* _WORK INSTRUCTIONS_
Lines holding the string "сетях" are the ones to copy; find them all in the data.
--- BEGIN ---
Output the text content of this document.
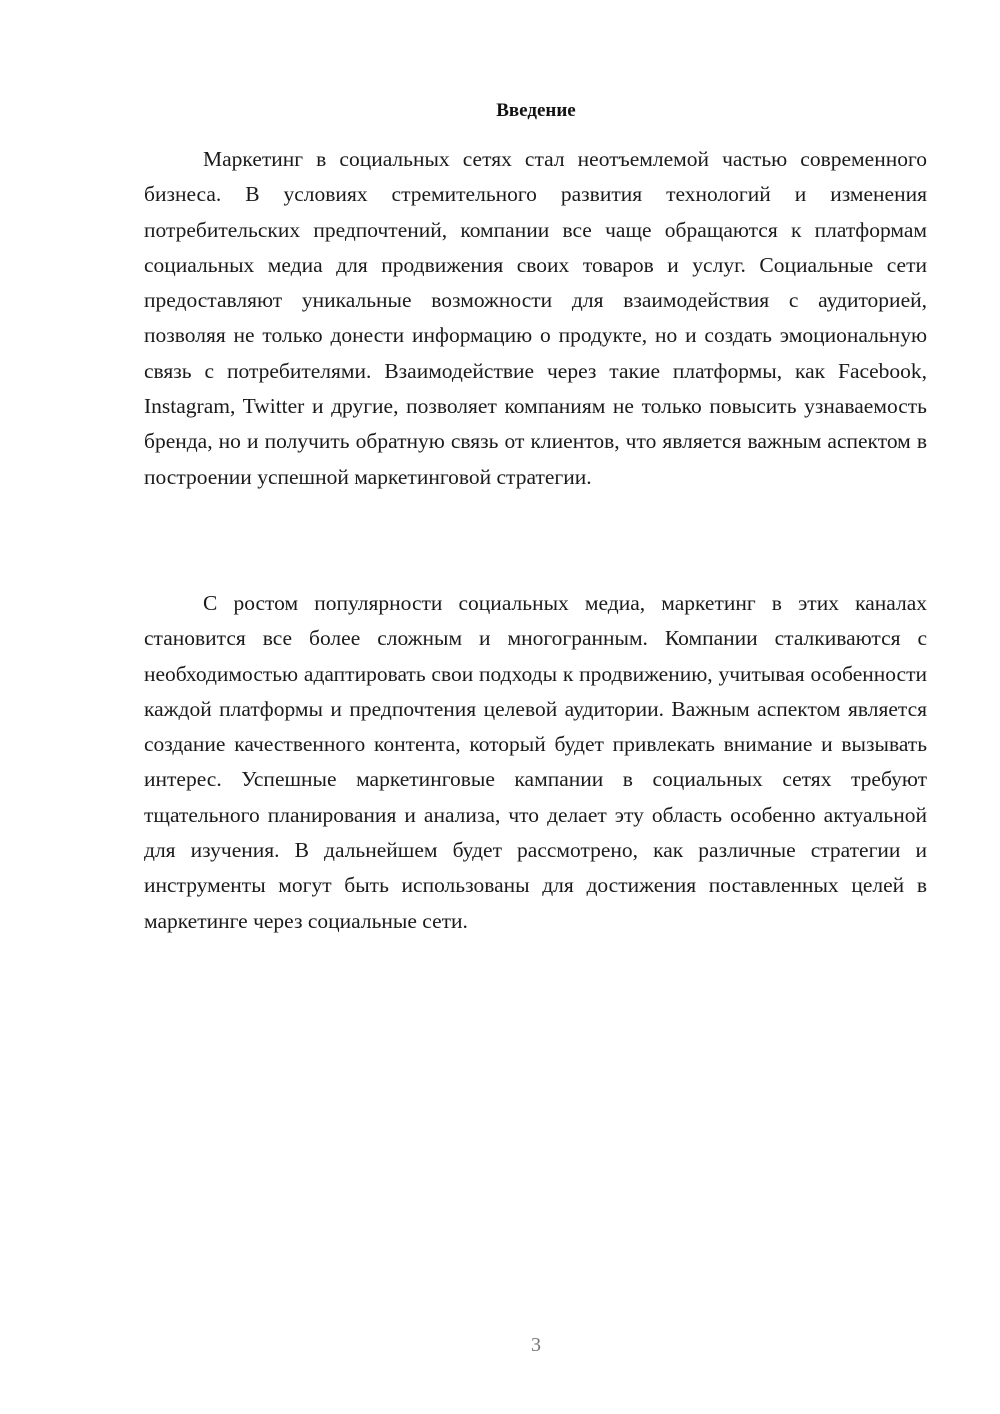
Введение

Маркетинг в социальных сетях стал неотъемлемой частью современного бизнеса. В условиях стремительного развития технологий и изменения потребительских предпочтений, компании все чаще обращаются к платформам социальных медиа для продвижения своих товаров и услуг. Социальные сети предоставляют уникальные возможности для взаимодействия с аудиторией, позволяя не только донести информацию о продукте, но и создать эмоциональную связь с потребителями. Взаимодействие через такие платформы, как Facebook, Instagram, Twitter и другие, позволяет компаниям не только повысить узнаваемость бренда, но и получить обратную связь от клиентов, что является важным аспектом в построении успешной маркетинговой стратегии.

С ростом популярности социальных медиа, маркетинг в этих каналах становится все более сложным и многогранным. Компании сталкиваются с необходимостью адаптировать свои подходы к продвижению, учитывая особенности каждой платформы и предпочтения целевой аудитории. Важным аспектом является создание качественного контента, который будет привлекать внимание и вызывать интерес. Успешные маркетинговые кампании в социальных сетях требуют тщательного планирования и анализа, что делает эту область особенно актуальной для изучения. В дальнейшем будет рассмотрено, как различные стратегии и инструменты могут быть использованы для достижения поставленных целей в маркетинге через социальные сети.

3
--- END ---
* _EXPECTED ANSWER_
Маркетинг в социальных сетях стал неотъемлемой частью современного бизнеса. В условиях стремительного развития технологий и изменения потребительских предпочтений, компании все чаще обращаются к платформам социальных медиа для продвижения своих товаров и услуг. Социальные сети предоставляют уникальные возможности для взаимодействия с аудиторией, позволяя не только донести информацию о продукте, но и создать эмоциональную связь с потребителями. Взаимодействие через такие платформы, как Facebook, Instagram, Twitter и другие, позволяет компаниям не только повысить узнаваемость бренда, но и получить обратную связь от клиентов, что является важным аспектом в построении успешной маркетинговой стратегии.
С ростом популярности социальных медиа, маркетинг в этих каналах становится все более сложным и многогранным. Компании сталкиваются с необходимостью адаптировать свои подходы к продвижению, учитывая особенности каждой платформы и предпочтения целевой аудитории. Важным аспектом является создание качественного контента, который будет привлекать внимание и вызывать интерес. Успешные маркетинговые кампании в социальных сетях требуют тщательного планирования и анализа, что делает эту область особенно актуальной для изучения. В дальнейшем будет рассмотрено, как различные стратегии и инструменты могут быть использованы для достижения поставленных целей в маркетинге через социальные сети.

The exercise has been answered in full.